▶ Document excerpt:
*****

Non-shareholder Liable For Chinese Restaurant’s Lease Obligations Where No Apparent Corporate Connection – IL Case Note

fortune-cookiePink Fox v. Kwok, 2016 IL App (1st) 150868-U, examines the corporate versus personal liability dichotomy through the lens of a commercial lease dispute.  There, a nonshareholder signed a lease for a corporate tenant (a Chinese restaurant) but failed to mention the tenant’s business name next to his signature.  This had predictable bad results for him as the lease signer was hit with a money judgment of almost $200K in past-due rent and nearly $20K in attorneys’ fees and court costs.

The restaurant lease had a ten-year term and required the tenant to pay over $13K in monthly rent along with real estate taxes and maintenance costs.  The lease was signed by a non-shareholder of the corporate tenant who was friends with the tenant’s officers.

The non-shareholder and other lease guarantors appealed a bench trial judgment holding them personally responsible for the defunct tenant’s lease obligations.

Held: Affirmed

Reasons:

The first procedural question was whether the trial court erred when it refused to deem the defendants’ affirmative defenses admitted based on the plaintiff’s failure to respond to the defenses.

Code Section 2-602 requires a plaintiff to reply to an affirmative defense within 21 days.  The failure to reply to an affirmative defense is an admission of the facts pled in the defense.  But the failure to reply only admits the truth of factual matter; not legal conclusions. 

A failure to reply doesn’t admit the validity of the unanswered defense.  The court has wide discretion to allow late replies to affirmative defenses in keeping with Illinois’ stated policy of having cases decided on their merits instead of technicalities.  (¶ 55)

The appeals court affirmed the trial court’s allowing the plaintiff’s late reply.  The court noted the defendants had several months to seek a judgment for the plaintiff’s failure to reply to the defenses yet waited until the day of trial to “spring” a motion on the plaintiff.  Since the Illinois Code is to be construed liberally and not in a draconian fashion, the Court found there was no prejudice to the defendants in allowing the plaintiff’s late reply.

The court next considered whether the trial court properly entertained extrinsic evidence to interpret the commercial lease.  The body of the lease stated that the tenant was a corporation yet the signature page indicated that an individual was the tenant.  This textual clash created a lease ambiguity that merited hearing evidence of the parties’ intent at trial.

*****

▶ Direction:
Please copy the stretch of the restaurant lease case note from "The non-shareholder and" through "not legal conclusions.", keeping every word and mark as it stands.

▶ Raw data:
*****

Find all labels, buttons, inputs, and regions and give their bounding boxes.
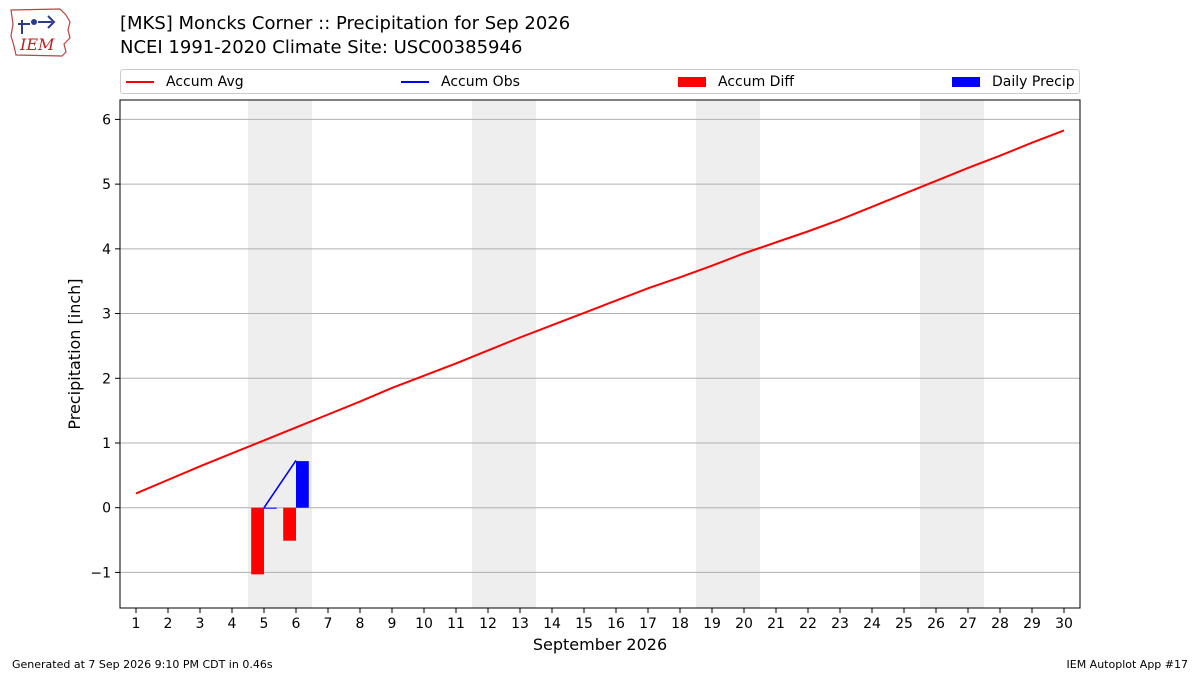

*****

▶ Reply to the task:
The non-shareholder and other lease guarantors appealed a bench trial judgment holding them personally responsible for the defunct tenant’s lease obligations.

Held: Affirmed

Reasons:

The first procedural question was whether the trial court erred when it refused to deem the defendants’ affirmative defenses admitted based on the plaintiff’s failure to respond to the defenses.

Code Section 2-602 requires a plaintiff to reply to an affirmative defense within 21 days.  The failure to reply to an affirmative defense is an admission of the facts pled in the defense.  But the failure to reply only admits the truth of factual matter; not legal conclusions.